## TÂCHES À ACCOMPLIR
(A) Selon le passage, devant quelle cour d'appel la cause et les parties sont-elles renvoyées ?
(B) Modifiez la partie des enregistrements qui s'étend de leur début jusqu'à la ligne contenant « 298, 478, 312] », celle-ci comprise : remplacez « x-tick-label » par « x-axis-label » sans rien changer d'autre. Ne restituez que ces lignes.

LA COUR DE CASSATION, TROISIÈME CHAMBRE CIVILE, a rendu l'arrêt suivant :
Sur le moyen unique, pris en sa troisième branche, qui est recevable :
Vu l'article 465 du code civil ;
Attendu, selon l'arrêt attaqué (Caen, 25 mars 2016), que M. Christian X..., propriétaire de parcelles de terre données à bail rural au Gaec du Chêne (le GAEC), a, avec l'assistance de son fils, curateur, M. Max X..., délivré congé au preneur pour reprise au profit de son curateur ; que le GAEC a contesté ce congé ;
Attendu que, pour annuler le congé, l'arrêt retient, par motifs propres et adoptés, que la délivrance d'un congé pour reprise par un descendant constitue un acte de disposition nécessitant l'assistance du curateur en cas de curatelle renforcée et que l'intérêt personnel et direct, que le curateur avait à la délivrance du congé, créait une opposition d'intérêts entre le majeur protégé et le curateur et imposait la désignation d'un curateur ad hoc ;
Qu'en statuant ainsi, alors que l'action en nullité de droit des actes passés, postérieurement au jugement d'ouverture de la curatelle, par la personne protégée ou son curateur, ne peut être exercée, hors le cas prévu à l'article 465, alinéa 2, du code civil, que par le majeur protégé, assisté du curateur, pendant la durée de la curatelle, par le majeur protégé après la mainlevée de la mesure de protection et par ses héritiers après son décès, la cour d'appel a violé le texte susvisé ;
PAR CES MOTIFS :
CASSE ET ANNULE, en toutes ses dispositions, l'arrêt rendu le 25 mars 2016, entre les parties, par la cour d'appel de Caen ; remet, en conséquence, la cause et les parties dans l'état où elles se trouvaient avant ledit arrêt et, pour être fait droit, les renvoie devant la cour d'appel de Rouen ;
Condamne le Gaec du Chêne aux dépens ;
Vu l'article 700 du code de procédure civile, rejette la demande du Gaec du Chêne et le condamne à payer à M. Christian X..., assisté de son curateur, M. Max X..., la somme de 3 000 euros ;
Dit que sur les diligences du procureur général près la Cour de cassation, le présent arrêt sera transmis pour être transcrit en marge ou à la suite de l'arrêt cassé ;
Ainsi fait et jugé par la Cour de cassation, troisième chambre civile, et prononcé par le président en son audience publique du cinq octobre deux mille dix-sept.

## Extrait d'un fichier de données

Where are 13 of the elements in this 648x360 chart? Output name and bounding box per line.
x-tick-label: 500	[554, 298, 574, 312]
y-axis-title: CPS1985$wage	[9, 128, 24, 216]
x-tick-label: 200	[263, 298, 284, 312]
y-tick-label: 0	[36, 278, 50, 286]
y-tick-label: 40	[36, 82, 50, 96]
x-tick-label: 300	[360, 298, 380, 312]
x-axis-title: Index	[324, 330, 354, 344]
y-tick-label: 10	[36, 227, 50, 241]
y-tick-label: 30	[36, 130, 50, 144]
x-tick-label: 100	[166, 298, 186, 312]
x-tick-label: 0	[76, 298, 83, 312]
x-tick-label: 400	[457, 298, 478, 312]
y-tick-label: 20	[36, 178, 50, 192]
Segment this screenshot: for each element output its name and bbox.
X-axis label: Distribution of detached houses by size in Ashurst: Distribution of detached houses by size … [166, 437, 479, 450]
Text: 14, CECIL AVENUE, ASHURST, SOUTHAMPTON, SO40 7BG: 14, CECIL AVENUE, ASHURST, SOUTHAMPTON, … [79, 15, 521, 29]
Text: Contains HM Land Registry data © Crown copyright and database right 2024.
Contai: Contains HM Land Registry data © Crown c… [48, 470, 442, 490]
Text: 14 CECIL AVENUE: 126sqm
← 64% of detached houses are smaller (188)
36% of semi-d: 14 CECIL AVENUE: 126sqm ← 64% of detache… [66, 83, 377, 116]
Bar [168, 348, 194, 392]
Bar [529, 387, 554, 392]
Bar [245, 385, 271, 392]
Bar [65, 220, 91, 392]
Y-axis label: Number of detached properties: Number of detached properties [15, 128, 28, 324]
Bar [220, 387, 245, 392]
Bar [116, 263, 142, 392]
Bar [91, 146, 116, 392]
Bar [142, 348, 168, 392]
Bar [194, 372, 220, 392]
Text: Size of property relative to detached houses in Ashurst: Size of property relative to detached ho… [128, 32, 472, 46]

## RÉPONSES DANS L'ORDRE
(A) Devant la cour d'appel de Rouen.

(B)
Where are 13 of the elements in this 648x360 chart? Output name and bounding box per line.
x-axis-label: 500	[554, 298, 574, 312]
y-axis-title: CPS1985$wage	[9, 128, 24, 216]
x-axis-label: 200	[263, 298, 284, 312]
y-tick-label: 0	[36, 278, 50, 286]
y-tick-label: 40	[36, 82, 50, 96]
x-axis-label: 300	[360, 298, 380, 312]
x-axis-title: Index	[324, 330, 354, 344]
y-tick-label: 10	[36, 227, 50, 241]
y-tick-label: 30	[36, 130, 50, 144]
x-axis-label: 100	[166, 298, 186, 312]
x-axis-label: 0	[76, 298, 83, 312]
x-axis-label: 400	[457, 298, 478, 312]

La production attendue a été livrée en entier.